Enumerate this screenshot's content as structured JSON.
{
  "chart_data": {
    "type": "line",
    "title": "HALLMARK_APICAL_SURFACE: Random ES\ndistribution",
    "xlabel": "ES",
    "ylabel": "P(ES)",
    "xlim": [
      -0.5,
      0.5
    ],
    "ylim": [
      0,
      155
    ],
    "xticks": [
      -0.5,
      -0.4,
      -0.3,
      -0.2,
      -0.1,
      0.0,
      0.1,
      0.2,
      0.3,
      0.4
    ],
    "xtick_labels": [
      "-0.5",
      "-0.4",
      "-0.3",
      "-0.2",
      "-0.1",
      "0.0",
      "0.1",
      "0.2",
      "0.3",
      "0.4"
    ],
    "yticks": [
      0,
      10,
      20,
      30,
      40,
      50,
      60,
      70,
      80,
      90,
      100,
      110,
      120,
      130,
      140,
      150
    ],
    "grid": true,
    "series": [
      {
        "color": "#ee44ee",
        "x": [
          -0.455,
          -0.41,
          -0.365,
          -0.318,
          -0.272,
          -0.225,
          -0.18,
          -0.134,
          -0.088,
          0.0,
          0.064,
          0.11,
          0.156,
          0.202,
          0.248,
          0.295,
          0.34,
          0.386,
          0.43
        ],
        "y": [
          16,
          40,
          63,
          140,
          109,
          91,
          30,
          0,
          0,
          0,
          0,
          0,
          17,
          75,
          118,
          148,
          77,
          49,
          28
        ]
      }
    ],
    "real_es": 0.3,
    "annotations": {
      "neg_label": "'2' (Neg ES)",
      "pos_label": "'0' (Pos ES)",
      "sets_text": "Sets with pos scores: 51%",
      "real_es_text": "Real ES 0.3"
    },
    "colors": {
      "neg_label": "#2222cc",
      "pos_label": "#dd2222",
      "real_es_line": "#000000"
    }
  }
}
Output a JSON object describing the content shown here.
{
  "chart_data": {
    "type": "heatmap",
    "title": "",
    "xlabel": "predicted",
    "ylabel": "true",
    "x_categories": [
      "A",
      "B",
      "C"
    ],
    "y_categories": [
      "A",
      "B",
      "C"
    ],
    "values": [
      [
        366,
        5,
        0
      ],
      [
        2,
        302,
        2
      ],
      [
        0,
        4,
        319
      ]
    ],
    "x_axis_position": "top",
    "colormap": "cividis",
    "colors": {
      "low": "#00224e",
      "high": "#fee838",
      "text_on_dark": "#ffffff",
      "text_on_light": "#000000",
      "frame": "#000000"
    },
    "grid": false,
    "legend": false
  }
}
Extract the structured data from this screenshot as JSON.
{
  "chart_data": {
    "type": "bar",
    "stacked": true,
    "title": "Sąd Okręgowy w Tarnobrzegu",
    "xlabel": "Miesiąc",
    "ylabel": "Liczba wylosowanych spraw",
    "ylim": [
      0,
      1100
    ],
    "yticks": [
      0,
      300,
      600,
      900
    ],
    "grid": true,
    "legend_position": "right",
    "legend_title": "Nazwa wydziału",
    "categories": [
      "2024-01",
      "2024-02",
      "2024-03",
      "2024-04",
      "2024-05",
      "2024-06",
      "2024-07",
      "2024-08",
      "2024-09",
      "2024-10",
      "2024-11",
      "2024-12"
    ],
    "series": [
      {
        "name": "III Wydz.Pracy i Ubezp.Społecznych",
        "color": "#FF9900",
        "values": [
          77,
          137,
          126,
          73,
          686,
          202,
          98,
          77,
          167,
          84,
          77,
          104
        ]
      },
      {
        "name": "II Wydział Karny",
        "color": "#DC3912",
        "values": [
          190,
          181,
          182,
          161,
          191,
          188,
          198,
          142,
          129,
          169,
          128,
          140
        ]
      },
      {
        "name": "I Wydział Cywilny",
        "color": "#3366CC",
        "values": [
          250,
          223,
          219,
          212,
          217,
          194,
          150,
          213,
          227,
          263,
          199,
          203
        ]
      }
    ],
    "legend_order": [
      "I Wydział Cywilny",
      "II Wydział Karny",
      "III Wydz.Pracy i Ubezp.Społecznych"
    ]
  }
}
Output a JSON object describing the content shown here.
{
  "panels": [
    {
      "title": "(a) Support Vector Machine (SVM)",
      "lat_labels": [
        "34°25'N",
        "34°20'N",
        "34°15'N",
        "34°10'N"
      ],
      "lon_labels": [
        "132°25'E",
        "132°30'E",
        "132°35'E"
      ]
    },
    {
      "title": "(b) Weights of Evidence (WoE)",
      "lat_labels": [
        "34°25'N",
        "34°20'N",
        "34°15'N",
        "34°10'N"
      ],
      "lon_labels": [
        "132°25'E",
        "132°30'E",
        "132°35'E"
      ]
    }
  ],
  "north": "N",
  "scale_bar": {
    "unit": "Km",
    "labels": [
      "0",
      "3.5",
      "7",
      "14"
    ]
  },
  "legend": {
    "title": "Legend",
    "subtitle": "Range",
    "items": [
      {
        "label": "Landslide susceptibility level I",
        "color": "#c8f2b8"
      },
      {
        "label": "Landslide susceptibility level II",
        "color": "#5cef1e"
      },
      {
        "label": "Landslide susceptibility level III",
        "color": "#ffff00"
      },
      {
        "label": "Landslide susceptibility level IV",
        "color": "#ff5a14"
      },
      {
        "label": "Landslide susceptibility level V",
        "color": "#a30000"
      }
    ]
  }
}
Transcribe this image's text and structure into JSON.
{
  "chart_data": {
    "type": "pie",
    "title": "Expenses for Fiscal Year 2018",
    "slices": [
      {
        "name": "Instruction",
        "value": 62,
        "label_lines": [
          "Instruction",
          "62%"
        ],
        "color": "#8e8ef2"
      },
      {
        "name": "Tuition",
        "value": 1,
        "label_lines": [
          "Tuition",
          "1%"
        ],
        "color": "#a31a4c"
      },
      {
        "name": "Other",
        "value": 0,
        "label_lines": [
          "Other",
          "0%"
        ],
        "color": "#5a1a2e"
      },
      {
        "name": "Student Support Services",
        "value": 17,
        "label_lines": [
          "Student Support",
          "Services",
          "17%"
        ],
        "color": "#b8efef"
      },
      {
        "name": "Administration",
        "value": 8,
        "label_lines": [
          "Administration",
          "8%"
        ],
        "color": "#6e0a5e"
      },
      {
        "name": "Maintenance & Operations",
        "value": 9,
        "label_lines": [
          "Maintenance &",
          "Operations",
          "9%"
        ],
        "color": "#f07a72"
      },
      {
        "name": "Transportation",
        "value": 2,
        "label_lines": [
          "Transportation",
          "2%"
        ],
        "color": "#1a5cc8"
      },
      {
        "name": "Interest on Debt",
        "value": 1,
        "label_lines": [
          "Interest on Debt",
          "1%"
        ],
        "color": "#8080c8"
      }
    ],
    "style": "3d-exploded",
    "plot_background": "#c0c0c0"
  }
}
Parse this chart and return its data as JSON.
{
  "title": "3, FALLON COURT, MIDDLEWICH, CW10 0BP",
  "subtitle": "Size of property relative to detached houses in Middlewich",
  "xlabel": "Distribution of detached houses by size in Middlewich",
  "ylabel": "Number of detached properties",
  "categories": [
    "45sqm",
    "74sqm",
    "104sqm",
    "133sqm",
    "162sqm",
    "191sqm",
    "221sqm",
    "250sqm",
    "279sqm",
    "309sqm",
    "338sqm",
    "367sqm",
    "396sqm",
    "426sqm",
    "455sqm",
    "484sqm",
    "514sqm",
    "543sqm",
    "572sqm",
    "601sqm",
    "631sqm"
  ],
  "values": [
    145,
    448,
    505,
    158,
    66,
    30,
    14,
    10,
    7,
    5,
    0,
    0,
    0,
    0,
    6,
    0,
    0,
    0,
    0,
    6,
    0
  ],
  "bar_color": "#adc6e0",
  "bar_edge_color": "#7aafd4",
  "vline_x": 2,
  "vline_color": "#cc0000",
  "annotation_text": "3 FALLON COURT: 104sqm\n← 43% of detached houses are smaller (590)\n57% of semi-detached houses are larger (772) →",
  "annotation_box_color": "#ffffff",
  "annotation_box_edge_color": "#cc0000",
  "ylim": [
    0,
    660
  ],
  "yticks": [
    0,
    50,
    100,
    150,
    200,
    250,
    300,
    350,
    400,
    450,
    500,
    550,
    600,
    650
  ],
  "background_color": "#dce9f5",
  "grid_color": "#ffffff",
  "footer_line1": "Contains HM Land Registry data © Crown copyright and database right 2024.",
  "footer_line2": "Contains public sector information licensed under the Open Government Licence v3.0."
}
------------------------------------------------
# [What needs to be done]
Locate and copy each line in the data above that includes the word "right".

# [Final result]
    "legend_position": "right",
  "footer_line1": "Contains HM Land Registry data © Crown copyright and database right 2024.",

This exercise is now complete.